Task instructions: Report the count of lines that carry the string "товаров", and add nothing.

Records provided:
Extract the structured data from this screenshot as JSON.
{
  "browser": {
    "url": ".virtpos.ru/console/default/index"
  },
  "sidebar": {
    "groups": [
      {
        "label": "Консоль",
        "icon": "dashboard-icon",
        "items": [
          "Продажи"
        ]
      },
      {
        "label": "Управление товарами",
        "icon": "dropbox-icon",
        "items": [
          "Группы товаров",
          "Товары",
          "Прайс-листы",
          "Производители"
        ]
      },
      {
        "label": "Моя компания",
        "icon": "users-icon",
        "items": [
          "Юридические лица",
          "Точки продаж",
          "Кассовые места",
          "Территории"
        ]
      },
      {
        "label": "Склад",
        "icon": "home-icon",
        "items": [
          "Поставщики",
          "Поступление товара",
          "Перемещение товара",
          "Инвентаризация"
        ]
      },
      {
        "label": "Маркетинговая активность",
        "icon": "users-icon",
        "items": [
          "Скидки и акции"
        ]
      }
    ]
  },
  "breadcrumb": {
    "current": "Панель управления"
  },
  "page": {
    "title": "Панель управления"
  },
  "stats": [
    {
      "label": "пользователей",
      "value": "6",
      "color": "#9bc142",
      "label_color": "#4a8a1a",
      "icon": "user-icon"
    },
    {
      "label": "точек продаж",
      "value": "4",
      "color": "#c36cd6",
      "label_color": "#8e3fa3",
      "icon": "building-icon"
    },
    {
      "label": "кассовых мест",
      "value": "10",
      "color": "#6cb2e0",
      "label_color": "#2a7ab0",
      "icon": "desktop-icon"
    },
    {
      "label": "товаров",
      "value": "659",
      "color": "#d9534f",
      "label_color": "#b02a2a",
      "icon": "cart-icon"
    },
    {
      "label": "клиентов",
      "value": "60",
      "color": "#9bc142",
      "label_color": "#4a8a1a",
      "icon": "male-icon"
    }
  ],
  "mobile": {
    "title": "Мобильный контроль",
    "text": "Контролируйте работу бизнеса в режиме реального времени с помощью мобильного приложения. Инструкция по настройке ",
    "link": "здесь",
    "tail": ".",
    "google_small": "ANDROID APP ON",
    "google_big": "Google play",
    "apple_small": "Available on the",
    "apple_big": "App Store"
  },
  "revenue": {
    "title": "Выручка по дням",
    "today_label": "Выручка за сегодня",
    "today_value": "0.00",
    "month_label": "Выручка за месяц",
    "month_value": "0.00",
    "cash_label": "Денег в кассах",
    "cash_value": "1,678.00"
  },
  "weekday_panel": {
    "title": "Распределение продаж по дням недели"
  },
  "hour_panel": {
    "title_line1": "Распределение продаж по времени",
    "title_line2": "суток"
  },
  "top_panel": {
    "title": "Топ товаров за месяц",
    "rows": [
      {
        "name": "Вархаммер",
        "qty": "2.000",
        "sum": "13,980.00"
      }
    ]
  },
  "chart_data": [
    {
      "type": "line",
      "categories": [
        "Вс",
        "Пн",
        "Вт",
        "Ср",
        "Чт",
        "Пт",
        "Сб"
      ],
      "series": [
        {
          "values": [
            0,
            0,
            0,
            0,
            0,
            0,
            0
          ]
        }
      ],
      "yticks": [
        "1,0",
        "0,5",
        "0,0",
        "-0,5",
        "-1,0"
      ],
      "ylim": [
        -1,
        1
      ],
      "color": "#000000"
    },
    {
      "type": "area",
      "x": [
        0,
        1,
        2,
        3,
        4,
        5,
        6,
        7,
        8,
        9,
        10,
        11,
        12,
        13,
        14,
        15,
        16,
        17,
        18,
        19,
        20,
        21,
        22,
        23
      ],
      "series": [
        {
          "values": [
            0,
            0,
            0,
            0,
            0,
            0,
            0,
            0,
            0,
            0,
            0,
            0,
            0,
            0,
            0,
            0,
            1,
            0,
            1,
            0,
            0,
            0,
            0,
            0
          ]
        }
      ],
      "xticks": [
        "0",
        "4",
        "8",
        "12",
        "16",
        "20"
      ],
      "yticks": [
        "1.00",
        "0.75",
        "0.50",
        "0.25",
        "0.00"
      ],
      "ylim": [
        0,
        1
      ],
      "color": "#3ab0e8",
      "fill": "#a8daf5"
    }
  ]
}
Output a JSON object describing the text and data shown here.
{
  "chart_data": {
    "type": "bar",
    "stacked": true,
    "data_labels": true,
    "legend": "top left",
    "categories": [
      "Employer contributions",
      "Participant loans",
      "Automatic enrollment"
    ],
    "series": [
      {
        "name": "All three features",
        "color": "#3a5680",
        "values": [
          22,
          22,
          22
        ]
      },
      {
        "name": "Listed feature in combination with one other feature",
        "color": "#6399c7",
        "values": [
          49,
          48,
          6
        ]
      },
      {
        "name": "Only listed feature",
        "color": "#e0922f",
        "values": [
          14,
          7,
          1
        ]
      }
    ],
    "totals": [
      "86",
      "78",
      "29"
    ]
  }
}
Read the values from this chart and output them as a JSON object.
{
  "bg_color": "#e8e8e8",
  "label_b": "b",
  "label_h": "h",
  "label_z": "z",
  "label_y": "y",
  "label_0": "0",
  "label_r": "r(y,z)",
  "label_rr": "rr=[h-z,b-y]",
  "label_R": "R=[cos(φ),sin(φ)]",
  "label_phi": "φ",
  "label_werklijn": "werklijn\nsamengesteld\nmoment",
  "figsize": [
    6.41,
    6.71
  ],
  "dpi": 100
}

Complete answer: 3